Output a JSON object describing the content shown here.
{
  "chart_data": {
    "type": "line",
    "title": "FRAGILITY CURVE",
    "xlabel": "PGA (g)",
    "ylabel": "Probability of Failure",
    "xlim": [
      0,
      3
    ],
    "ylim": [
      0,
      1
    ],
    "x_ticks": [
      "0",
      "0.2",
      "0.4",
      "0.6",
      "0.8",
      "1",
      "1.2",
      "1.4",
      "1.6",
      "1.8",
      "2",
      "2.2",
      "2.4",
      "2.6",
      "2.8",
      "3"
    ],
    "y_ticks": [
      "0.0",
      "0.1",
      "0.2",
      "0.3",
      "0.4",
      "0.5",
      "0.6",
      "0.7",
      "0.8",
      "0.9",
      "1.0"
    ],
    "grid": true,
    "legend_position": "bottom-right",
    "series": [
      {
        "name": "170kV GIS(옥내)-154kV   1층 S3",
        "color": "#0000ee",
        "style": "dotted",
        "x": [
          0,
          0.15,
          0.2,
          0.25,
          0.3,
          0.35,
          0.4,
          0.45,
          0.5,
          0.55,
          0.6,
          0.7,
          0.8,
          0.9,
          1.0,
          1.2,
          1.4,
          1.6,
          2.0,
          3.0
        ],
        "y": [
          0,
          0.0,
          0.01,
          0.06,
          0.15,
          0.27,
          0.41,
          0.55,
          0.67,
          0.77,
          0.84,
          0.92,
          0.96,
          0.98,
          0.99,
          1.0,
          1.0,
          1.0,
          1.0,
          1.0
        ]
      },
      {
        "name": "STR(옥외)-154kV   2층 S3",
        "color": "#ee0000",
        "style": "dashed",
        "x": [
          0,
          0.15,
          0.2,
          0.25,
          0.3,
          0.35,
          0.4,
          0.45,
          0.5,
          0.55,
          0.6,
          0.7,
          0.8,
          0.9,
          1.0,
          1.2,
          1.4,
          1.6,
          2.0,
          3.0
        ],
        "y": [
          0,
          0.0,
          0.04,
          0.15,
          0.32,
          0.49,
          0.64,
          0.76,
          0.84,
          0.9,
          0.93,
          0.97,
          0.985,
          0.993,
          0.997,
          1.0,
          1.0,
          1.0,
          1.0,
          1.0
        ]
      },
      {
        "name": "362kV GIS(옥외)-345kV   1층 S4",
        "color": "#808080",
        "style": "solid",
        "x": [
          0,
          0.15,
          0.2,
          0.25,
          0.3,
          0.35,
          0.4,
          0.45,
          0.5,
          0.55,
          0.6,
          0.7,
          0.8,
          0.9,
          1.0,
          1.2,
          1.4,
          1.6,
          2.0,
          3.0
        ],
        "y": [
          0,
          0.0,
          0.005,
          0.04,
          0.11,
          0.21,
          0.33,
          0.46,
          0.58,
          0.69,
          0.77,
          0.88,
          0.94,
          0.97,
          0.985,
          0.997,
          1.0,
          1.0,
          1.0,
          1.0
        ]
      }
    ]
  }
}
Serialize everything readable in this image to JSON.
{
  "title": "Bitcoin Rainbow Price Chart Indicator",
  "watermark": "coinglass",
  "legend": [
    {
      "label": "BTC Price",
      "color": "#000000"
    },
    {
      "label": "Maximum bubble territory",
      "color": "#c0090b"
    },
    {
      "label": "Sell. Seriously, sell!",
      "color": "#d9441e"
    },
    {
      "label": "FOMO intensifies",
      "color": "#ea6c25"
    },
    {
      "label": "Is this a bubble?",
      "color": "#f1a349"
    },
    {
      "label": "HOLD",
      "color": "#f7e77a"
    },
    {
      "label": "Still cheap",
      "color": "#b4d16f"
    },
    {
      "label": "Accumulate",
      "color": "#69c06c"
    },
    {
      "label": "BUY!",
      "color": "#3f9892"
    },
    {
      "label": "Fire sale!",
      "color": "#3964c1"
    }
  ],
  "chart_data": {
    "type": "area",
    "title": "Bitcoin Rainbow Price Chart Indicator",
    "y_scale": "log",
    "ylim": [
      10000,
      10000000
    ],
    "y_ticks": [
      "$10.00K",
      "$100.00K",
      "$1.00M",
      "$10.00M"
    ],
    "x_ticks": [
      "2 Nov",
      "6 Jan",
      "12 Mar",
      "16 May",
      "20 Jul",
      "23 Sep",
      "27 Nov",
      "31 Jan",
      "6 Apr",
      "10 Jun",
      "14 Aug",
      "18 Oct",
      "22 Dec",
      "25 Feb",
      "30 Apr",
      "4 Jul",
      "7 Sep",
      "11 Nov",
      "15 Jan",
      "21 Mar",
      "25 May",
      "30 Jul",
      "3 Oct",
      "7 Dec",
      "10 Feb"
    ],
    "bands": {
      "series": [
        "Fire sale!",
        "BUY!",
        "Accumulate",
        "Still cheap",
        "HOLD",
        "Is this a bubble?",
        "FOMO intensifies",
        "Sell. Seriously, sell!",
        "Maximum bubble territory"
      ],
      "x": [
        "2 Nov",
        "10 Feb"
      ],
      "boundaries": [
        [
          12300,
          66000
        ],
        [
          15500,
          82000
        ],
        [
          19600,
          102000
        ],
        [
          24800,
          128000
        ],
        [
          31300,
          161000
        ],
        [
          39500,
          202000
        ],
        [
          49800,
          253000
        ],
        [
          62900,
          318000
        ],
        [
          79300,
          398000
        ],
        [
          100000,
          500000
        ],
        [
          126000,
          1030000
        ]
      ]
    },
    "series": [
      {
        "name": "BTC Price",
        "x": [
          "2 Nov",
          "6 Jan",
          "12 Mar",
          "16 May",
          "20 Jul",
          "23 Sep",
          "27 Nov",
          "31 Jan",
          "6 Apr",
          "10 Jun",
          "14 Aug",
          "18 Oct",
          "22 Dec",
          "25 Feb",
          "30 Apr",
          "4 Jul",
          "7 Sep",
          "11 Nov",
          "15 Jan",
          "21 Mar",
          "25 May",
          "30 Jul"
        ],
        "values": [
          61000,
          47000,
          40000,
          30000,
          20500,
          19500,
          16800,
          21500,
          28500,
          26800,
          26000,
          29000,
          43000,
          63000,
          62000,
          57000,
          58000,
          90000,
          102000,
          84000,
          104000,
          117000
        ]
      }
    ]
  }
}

-- -- --

SHORT PROBLEM: The listing above should be transcribed in full, exactly as written.

SOLUTION TO THE EXERCISE:
Output a JSON object describing the content shown here.
{
  "chart_data": {
    "type": "line",
    "title": "FRAGILITY CURVE",
    "xlabel": "PGA (g)",
    "ylabel": "Probability of Failure",
    "xlim": [
      0,
      3
    ],
    "ylim": [
      0,
      1
    ],
    "x_ticks": [
      "0",
      "0.2",
      "0.4",
      "0.6",
      "0.8",
      "1",
      "1.2",
      "1.4",
      "1.6",
      "1.8",
      "2",
      "2.2",
      "2.4",
      "2.6",
      "2.8",
      "3"
    ],
    "y_ticks": [
      "0.0",
      "0.1",
      "0.2",
      "0.3",
      "0.4",
      "0.5",
      "0.6",
      "0.7",
      "0.8",
      "0.9",
      "1.0"
    ],
    "grid": true,
    "legend_position": "bottom-right",
    "series": [
      {
        "name": "170kV GIS(옥내)-154kV   1층 S3",
        "color": "#0000ee",
        "style": "dotted",
        "x": [
          0,
          0.15,
          0.2,
          0.25,
          0.3,
          0.35,
          0.4,
          0.45,
          0.5,
          0.55,
          0.6,
          0.7,
          0.8,
          0.9,
          1.0,
          1.2,
          1.4,
          1.6,
          2.0,
          3.0
        ],
        "y": [
          0,
          0.0,
          0.01,
          0.06,
          0.15,
          0.27,
          0.41,
          0.55,
          0.67,
          0.77,
          0.84,
          0.92,
          0.96,
          0.98,
          0.99,
          1.0,
          1.0,
          1.0,
          1.0,
          1.0
        ]
      },
      {
        "name": "STR(옥외)-154kV   2층 S3",
        "color": "#ee0000",
        "style": "dashed",
        "x": [
          0,
          0.15,
          0.2,
          0.25,
          0.3,
          0.35,
          0.4,
          0.45,
          0.5,
          0.55,
          0.6,
          0.7,
          0.8,
          0.9,
          1.0,
          1.2,
          1.4,
          1.6,
          2.0,
          3.0
        ],
        "y": [
          0,
          0.0,
          0.04,
          0.15,
          0.32,
          0.49,
          0.64,
          0.76,
          0.84,
          0.9,
          0.93,
          0.97,
          0.985,
          0.993,
          0.997,
          1.0,
          1.0,
          1.0,
          1.0,
          1.0
        ]
      },
      {
        "name": "362kV GIS(옥외)-345kV   1층 S4",
        "color": "#808080",
        "style": "solid",
        "x": [
          0,
          0.15,
          0.2,
          0.25,
          0.3,
          0.35,
          0.4,
          0.45,
          0.5,
          0.55,
          0.6,
          0.7,
          0.8,
          0.9,
          1.0,
          1.2,
          1.4,
          1.6,
          2.0,
          3.0
        ],
        "y": [
          0,
          0.0,
          0.005,
          0.04,
          0.11,
          0.21,
          0.33,
          0.46,
          0.58,
          0.69,
          0.77,
          0.88,
          0.94,
          0.97,
          0.985,
          0.997,
          1.0,
          1.0,
          1.0,
          1.0
        ]
      }
    ]
  }
}
Serialize everything readable in this image to JSON.
{
  "title": "Bitcoin Rainbow Price Chart Indicator",
  "watermark": "coinglass",
  "legend": [
    {
      "label": "BTC Price",
      "color": "#000000"
    },
    {
      "label": "Maximum bubble territory",
      "color": "#c0090b"
    },
    {
      "label": "Sell. Seriously, sell!",
      "color": "#d9441e"
    },
    {
      "label": "FOMO intensifies",
      "color": "#ea6c25"
    },
    {
      "label": "Is this a bubble?",
      "color": "#f1a349"
    },
    {
      "label": "HOLD",
      "color": "#f7e77a"
    },
    {
      "label": "Still cheap",
      "color": "#b4d16f"
    },
    {
      "label": "Accumulate",
      "color": "#69c06c"
    },
    {
      "label": "BUY!",
      "color": "#3f9892"
    },
    {
      "label": "Fire sale!",
      "color": "#3964c1"
    }
  ],
  "chart_data": {
    "type": "area",
    "title": "Bitcoin Rainbow Price Chart Indicator",
    "y_scale": "log",
    "ylim": [
      10000,
      10000000
    ],
    "y_ticks": [
      "$10.00K",
      "$100.00K",
      "$1.00M",
      "$10.00M"
    ],
    "x_ticks": [
      "2 Nov",
      "6 Jan",
      "12 Mar",
      "16 May",
      "20 Jul",
      "23 Sep",
      "27 Nov",
      "31 Jan",
      "6 Apr",
      "10 Jun",
      "14 Aug",
      "18 Oct",
      "22 Dec",
      "25 Feb",
      "30 Apr",
      "4 Jul",
      "7 Sep",
      "11 Nov",
      "15 Jan",
      "21 Mar",
      "25 May",
      "30 Jul",
      "3 Oct",
      "7 Dec",
      "10 Feb"
    ],
    "bands": {
      "series": [
        "Fire sale!",
        "BUY!",
        "Accumulate",
        "Still cheap",
        "HOLD",
        "Is this a bubble?",
        "FOMO intensifies",
        "Sell. Seriously, sell!",
        "Maximum bubble territory"
      ],
      "x": [
        "2 Nov",
        "10 Feb"
      ],
      "boundaries": [
        [
          12300,
          66000
        ],
        [
          15500,
          82000
        ],
        [
          19600,
          102000
        ],
        [
          24800,
          128000
        ],
        [
          31300,
          161000
        ],
        [
          39500,
          202000
        ],
        [
          49800,
          253000
        ],
        [
          62900,
          318000
        ],
        [
          79300,
          398000
        ],
        [
          100000,
          500000
        ],
        [
          126000,
          1030000
        ]
      ]
    },
    "series": [
      {
        "name": "BTC Price",
        "x": [
          "2 Nov",
          "6 Jan",
          "12 Mar",
          "16 May",
          "20 Jul",
          "23 Sep",
          "27 Nov",
          "31 Jan",
          "6 Apr",
          "10 Jun",
          "14 Aug",
          "18 Oct",
          "22 Dec",
          "25 Feb",
          "30 Apr",
          "4 Jul",
          "7 Sep",
          "11 Nov",
          "15 Jan",
          "21 Mar",
          "25 May",
          "30 Jul"
        ],
        "values": [
          61000,
          47000,
          40000,
          30000,
          20500,
          19500,
          16800,
          21500,
          28500,
          26800,
          26000,
          29000,
          43000,
          63000,
          62000,
          57000,
          58000,
          90000,
          102000,
          84000,
          104000,
          117000
        ]
      }
    ]
  }
}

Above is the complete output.